--- START OF Exercise materials ---

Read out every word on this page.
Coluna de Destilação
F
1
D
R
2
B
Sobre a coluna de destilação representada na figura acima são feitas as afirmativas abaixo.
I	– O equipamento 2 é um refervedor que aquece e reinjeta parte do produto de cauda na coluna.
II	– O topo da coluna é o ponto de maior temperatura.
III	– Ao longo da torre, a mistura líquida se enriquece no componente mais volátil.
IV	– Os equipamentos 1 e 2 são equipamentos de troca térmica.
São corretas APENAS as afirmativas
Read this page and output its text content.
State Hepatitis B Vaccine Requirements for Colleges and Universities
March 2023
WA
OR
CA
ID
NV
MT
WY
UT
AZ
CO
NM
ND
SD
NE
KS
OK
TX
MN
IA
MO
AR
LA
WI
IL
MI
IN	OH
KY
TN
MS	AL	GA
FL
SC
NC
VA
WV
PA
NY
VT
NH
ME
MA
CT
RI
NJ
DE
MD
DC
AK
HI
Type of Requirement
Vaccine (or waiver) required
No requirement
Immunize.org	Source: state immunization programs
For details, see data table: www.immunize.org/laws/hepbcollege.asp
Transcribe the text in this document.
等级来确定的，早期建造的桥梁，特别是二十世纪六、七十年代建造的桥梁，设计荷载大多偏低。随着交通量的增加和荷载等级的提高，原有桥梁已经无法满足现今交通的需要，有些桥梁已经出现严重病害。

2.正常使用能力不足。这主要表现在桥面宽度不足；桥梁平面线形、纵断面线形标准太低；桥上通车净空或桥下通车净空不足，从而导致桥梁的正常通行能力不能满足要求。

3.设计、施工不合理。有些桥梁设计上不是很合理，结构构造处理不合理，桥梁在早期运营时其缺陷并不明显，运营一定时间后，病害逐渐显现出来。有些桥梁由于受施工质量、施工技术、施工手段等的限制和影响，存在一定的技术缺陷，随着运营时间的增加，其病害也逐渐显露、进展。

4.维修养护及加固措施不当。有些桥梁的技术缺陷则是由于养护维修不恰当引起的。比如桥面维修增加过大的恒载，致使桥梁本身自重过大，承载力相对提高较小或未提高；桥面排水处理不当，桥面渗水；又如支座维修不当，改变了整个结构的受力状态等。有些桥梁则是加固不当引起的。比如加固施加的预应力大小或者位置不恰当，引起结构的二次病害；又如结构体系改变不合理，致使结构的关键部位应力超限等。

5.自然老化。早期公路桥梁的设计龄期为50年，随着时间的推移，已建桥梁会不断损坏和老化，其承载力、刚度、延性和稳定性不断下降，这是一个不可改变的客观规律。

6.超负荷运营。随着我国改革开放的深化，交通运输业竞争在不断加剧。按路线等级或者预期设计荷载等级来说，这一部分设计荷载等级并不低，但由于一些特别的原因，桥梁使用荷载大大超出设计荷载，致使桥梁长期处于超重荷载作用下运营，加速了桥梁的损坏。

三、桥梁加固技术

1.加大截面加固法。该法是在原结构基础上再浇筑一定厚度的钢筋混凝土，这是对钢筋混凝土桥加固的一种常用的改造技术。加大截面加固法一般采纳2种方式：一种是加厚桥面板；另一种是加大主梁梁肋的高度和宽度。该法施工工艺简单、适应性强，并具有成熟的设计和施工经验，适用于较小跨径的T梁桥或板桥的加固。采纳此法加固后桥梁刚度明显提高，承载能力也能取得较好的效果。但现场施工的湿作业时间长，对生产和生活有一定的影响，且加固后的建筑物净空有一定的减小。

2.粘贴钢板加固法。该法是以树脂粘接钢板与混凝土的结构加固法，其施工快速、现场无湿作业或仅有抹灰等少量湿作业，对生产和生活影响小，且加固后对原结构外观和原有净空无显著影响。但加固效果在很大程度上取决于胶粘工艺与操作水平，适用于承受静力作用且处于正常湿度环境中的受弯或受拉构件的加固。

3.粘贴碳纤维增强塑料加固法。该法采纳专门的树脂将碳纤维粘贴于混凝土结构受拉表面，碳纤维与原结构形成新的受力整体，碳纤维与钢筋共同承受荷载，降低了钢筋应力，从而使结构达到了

--- END OF Exercise materials ---

* Exercise prompt: Return all of the entries exactly as they were supplied.

* Solution for this problem:
Read out every word on this page.
Coluna de Destilação
F
1
D
R
2
B
Sobre a coluna de destilação representada na figura acima são feitas as afirmativas abaixo.
I	– O equipamento 2 é um refervedor que aquece e reinjeta parte do produto de cauda na coluna.
II	– O topo da coluna é o ponto de maior temperatura.
III	– Ao longo da torre, a mistura líquida se enriquece no componente mais volátil.
IV	– Os equipamentos 1 e 2 são equipamentos de troca térmica.
São corretas APENAS as afirmativas
Read this page and output its text content.
State Hepatitis B Vaccine Requirements for Colleges and Universities
March 2023
WA
OR
CA
ID
NV
MT
WY
UT
AZ
CO
NM
ND
SD
NE
KS
OK
TX
MN
IA
MO
AR
LA
WI
IL
MI
IN	OH
KY
TN
MS	AL	GA
FL
SC
NC
VA
WV
PA
NY
VT
NH
ME
MA
CT
RI
NJ
DE
MD
DC
AK
HI
Type of Requirement
Vaccine (or waiver) required
No requirement
Immunize.org	Source: state immunization programs
For details, see data table: www.immunize.org/laws/hepbcollege.asp
Transcribe the text in this document.
等级来确定的，早期建造的桥梁，特别是二十世纪六、七十年代建造的桥梁，设计荷载大多偏低。随着交通量的增加和荷载等级的提高，原有桥梁已经无法满足现今交通的需要，有些桥梁已经出现严重病害。

2.正常使用能力不足。这主要表现在桥面宽度不足；桥梁平面线形、纵断面线形标准太低；桥上通车净空或桥下通车净空不足，从而导致桥梁的正常通行能力不能满足要求。

3.设计、施工不合理。有些桥梁设计上不是很合理，结构构造处理不合理，桥梁在早期运营时其缺陷并不明显，运营一定时间后，病害逐渐显现出来。有些桥梁由于受施工质量、施工技术、施工手段等的限制和影响，存在一定的技术缺陷，随着运营时间的增加，其病害也逐渐显露、进展。

4.维修养护及加固措施不当。有些桥梁的技术缺陷则是由于养护维修不恰当引起的。比如桥面维修增加过大的恒载，致使桥梁本身自重过大，承载力相对提高较小或未提高；桥面排水处理不当，桥面渗水；又如支座维修不当，改变了整个结构的受力状态等。有些桥梁则是加固不当引起的。比如加固施加的预应力大小或者位置不恰当，引起结构的二次病害；又如结构体系改变不合理，致使结构的关键部位应力超限等。

5.自然老化。早期公路桥梁的设计龄期为50年，随着时间的推移，已建桥梁会不断损坏和老化，其承载力、刚度、延性和稳定性不断下降，这是一个不可改变的客观规律。

6.超负荷运营。随着我国改革开放的深化，交通运输业竞争在不断加剧。按路线等级或者预期设计荷载等级来说，这一部分设计荷载等级并不低，但由于一些特别的原因，桥梁使用荷载大大超出设计荷载，致使桥梁长期处于超重荷载作用下运营，加速了桥梁的损坏。

三、桥梁加固技术

1.加大截面加固法。该法是在原结构基础上再浇筑一定厚度的钢筋混凝土，这是对钢筋混凝土桥加固的一种常用的改造技术。加大截面加固法一般采纳2种方式：一种是加厚桥面板；另一种是加大主梁梁肋的高度和宽度。该法施工工艺简单、适应性强，并具有成熟的设计和施工经验，适用于较小跨径的T梁桥或板桥的加固。采纳此法加固后桥梁刚度明显提高，承载能力也能取得较好的效果。但现场施工的湿作业时间长，对生产和生活有一定的影响，且加固后的建筑物净空有一定的减小。

2.粘贴钢板加固法。该法是以树脂粘接钢板与混凝土的结构加固法，其施工快速、现场无湿作业或仅有抹灰等少量湿作业，对生产和生活影响小，且加固后对原结构外观和原有净空无显著影响。但加固效果在很大程度上取决于胶粘工艺与操作水平，适用于承受静力作用且处于正常湿度环境中的受弯或受拉构件的加固。

3.粘贴碳纤维增强塑料加固法。该法采纳专门的树脂将碳纤维粘贴于混凝土结构受拉表面，碳纤维与原结构形成新的受力整体，碳纤维与钢筋共同承受荷载，降低了钢筋应力，从而使结构达到了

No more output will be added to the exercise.